_Direction:_ Retype every entry word for word.

_Dataset rows:_
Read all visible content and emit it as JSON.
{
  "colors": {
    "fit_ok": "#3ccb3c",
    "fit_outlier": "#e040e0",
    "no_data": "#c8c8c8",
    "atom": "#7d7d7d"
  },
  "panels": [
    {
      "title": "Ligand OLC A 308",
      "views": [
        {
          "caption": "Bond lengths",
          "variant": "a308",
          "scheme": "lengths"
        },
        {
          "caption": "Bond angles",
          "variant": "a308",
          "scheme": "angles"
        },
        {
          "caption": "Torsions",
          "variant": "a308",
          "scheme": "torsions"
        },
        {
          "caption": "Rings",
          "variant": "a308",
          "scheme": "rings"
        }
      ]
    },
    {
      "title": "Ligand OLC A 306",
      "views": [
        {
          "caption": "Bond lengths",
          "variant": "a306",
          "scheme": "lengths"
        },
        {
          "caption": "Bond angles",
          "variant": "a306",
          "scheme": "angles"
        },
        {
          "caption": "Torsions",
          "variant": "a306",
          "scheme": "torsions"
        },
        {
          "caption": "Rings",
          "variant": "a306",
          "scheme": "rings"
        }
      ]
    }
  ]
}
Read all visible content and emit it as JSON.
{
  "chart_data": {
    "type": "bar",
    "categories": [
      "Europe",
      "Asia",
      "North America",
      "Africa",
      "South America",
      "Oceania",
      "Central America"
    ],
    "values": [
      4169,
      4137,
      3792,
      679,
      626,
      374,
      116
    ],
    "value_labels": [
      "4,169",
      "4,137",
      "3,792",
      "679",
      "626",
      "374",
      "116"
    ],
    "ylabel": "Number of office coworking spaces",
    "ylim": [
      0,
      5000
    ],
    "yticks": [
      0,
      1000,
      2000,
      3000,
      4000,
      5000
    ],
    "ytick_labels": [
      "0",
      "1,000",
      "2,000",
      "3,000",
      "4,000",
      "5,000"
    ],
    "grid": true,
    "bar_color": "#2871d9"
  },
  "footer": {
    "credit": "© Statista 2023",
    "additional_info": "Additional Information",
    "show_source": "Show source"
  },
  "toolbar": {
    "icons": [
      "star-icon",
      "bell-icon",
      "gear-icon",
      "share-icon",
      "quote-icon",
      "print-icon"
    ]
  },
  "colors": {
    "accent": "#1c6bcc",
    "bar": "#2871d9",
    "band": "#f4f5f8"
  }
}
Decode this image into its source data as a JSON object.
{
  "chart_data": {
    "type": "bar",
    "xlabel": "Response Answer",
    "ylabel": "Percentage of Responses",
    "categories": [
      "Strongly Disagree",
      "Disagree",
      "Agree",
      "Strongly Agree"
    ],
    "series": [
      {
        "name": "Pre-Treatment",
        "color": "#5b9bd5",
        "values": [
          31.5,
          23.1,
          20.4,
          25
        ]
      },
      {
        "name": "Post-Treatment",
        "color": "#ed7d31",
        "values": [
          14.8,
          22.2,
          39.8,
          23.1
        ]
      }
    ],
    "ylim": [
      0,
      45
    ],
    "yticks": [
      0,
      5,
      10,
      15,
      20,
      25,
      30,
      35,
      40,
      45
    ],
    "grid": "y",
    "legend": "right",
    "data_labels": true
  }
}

_Exercise result:_
Read all visible content and emit it as JSON.
{
  "colors": {
    "fit_ok": "#3ccb3c",
    "fit_outlier": "#e040e0",
    "no_data": "#c8c8c8",
    "atom": "#7d7d7d"
  },
  "panels": [
    {
      "title": "Ligand OLC A 308",
      "views": [
        {
          "caption": "Bond lengths",
          "variant": "a308",
          "scheme": "lengths"
        },
        {
          "caption": "Bond angles",
          "variant": "a308",
          "scheme": "angles"
        },
        {
          "caption": "Torsions",
          "variant": "a308",
          "scheme": "torsions"
        },
        {
          "caption": "Rings",
          "variant": "a308",
          "scheme": "rings"
        }
      ]
    },
    {
      "title": "Ligand OLC A 306",
      "views": [
        {
          "caption": "Bond lengths",
          "variant": "a306",
          "scheme": "lengths"
        },
        {
          "caption": "Bond angles",
          "variant": "a306",
          "scheme": "angles"
        },
        {
          "caption": "Torsions",
          "variant": "a306",
          "scheme": "torsions"
        },
        {
          "caption": "Rings",
          "variant": "a306",
          "scheme": "rings"
        }
      ]
    }
  ]
}
Read all visible content and emit it as JSON.
{
  "chart_data": {
    "type": "bar",
    "categories": [
      "Europe",
      "Asia",
      "North America",
      "Africa",
      "South America",
      "Oceania",
      "Central America"
    ],
    "values": [
      4169,
      4137,
      3792,
      679,
      626,
      374,
      116
    ],
    "value_labels": [
      "4,169",
      "4,137",
      "3,792",
      "679",
      "626",
      "374",
      "116"
    ],
    "ylabel": "Number of office coworking spaces",
    "ylim": [
      0,
      5000
    ],
    "yticks": [
      0,
      1000,
      2000,
      3000,
      4000,
      5000
    ],
    "ytick_labels": [
      "0",
      "1,000",
      "2,000",
      "3,000",
      "4,000",
      "5,000"
    ],
    "grid": true,
    "bar_color": "#2871d9"
  },
  "footer": {
    "credit": "© Statista 2023",
    "additional_info": "Additional Information",
    "show_source": "Show source"
  },
  "toolbar": {
    "icons": [
      "star-icon",
      "bell-icon",
      "gear-icon",
      "share-icon",
      "quote-icon",
      "print-icon"
    ]
  },
  "colors": {
    "accent": "#1c6bcc",
    "bar": "#2871d9",
    "band": "#f4f5f8"
  }
}
Decode this image into its source data as a JSON object.
{
  "chart_data": {
    "type": "bar",
    "xlabel": "Response Answer",
    "ylabel": "Percentage of Responses",
    "categories": [
      "Strongly Disagree",
      "Disagree",
      "Agree",
      "Strongly Agree"
    ],
    "series": [
      {
        "name": "Pre-Treatment",
        "color": "#5b9bd5",
        "values": [
          31.5,
          23.1,
          20.4,
          25
        ]
      },
      {
        "name": "Post-Treatment",
        "color": "#ed7d31",
        "values": [
          14.8,
          22.2,
          39.8,
          23.1
        ]
      }
    ],
    "ylim": [
      0,
      45
    ],
    "yticks": [
      0,
      5,
      10,
      15,
      20,
      25,
      30,
      35,
      40,
      45
    ],
    "grid": "y",
    "legend": "right",
    "data_labels": true
  }
}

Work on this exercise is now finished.